WHAT IS ASKED — Repeat the material exactly as it appears.

Saved data entries
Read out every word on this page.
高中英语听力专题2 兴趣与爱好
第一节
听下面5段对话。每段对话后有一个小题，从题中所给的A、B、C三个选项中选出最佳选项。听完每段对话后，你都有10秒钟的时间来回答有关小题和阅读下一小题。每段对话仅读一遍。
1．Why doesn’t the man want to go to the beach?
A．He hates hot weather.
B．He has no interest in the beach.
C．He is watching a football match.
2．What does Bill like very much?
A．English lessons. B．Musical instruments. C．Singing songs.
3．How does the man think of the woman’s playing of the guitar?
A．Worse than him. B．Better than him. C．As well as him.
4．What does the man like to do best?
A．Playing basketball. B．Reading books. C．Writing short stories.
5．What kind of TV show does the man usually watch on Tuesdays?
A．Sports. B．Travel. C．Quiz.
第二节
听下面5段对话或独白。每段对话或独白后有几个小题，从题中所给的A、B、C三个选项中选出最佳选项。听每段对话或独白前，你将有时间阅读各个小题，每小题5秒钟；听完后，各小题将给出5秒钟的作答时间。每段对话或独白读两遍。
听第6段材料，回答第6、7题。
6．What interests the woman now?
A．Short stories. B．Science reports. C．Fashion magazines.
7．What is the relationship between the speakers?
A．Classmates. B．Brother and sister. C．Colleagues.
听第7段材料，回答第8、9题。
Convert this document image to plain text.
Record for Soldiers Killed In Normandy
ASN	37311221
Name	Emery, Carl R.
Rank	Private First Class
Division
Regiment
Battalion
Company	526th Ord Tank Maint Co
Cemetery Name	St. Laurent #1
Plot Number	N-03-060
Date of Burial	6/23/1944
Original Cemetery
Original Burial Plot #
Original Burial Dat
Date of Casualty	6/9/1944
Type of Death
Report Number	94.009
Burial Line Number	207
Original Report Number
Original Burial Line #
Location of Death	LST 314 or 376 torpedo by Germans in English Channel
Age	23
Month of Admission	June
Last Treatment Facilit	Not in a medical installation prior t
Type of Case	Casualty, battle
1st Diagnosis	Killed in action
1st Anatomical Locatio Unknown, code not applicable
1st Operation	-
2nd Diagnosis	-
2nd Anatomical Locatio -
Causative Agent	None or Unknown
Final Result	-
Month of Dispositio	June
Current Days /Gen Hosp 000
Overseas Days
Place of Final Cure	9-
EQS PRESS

OUTPUT OF THE TASK —
Read out every word on this page.
高中英语听力专题2 兴趣与爱好
第一节
听下面5段对话。每段对话后有一个小题，从题中所给的A、B、C三个选项中选出最佳选项。听完每段对话后，你都有10秒钟的时间来回答有关小题和阅读下一小题。每段对话仅读一遍。
1．Why doesn’t the man want to go to the beach?
A．He hates hot weather.
B．He has no interest in the beach.
C．He is watching a football match.
2．What does Bill like very much?
A．English lessons. B．Musical instruments. C．Singing songs.
3．How does the man think of the woman’s playing of the guitar?
A．Worse than him. B．Better than him. C．As well as him.
4．What does the man like to do best?
A．Playing basketball. B．Reading books. C．Writing short stories.
5．What kind of TV show does the man usually watch on Tuesdays?
A．Sports. B．Travel. C．Quiz.
第二节
听下面5段对话或独白。每段对话或独白后有几个小题，从题中所给的A、B、C三个选项中选出最佳选项。听每段对话或独白前，你将有时间阅读各个小题，每小题5秒钟；听完后，各小题将给出5秒钟的作答时间。每段对话或独白读两遍。
听第6段材料，回答第6、7题。
6．What interests the woman now?
A．Short stories. B．Science reports. C．Fashion magazines.
7．What is the relationship between the speakers?
A．Classmates. B．Brother and sister. C．Colleagues.
听第7段材料，回答第8、9题。
Convert this document image to plain text.
Record for Soldiers Killed In Normandy
ASN	37311221
Name	Emery, Carl R.
Rank	Private First Class
Division
Regiment
Battalion
Company	526th Ord Tank Maint Co
Cemetery Name	St. Laurent #1
Plot Number	N-03-060
Date of Burial	6/23/1944
Original Cemetery
Original Burial Plot #
Original Burial Dat
Date of Casualty	6/9/1944
Type of Death
Report Number	94.009
Burial Line Number	207
Original Report Number
Original Burial Line #
Location of Death	LST 314 or 376 torpedo by Germans in English Channel
Age	23
Month of Admission	June
Last Treatment Facilit	Not in a medical installation prior t
Type of Case	Casualty, battle
1st Diagnosis	Killed in action
1st Anatomical Locatio Unknown, code not applicable
1st Operation	-
2nd Diagnosis	-
2nd Anatomical Locatio -
Causative Agent	None or Unknown
Final Result	-
Month of Dispositio	June
Current Days /Gen Hosp 000
Overseas Days
Place of Final Cure	9-
EQS PRESS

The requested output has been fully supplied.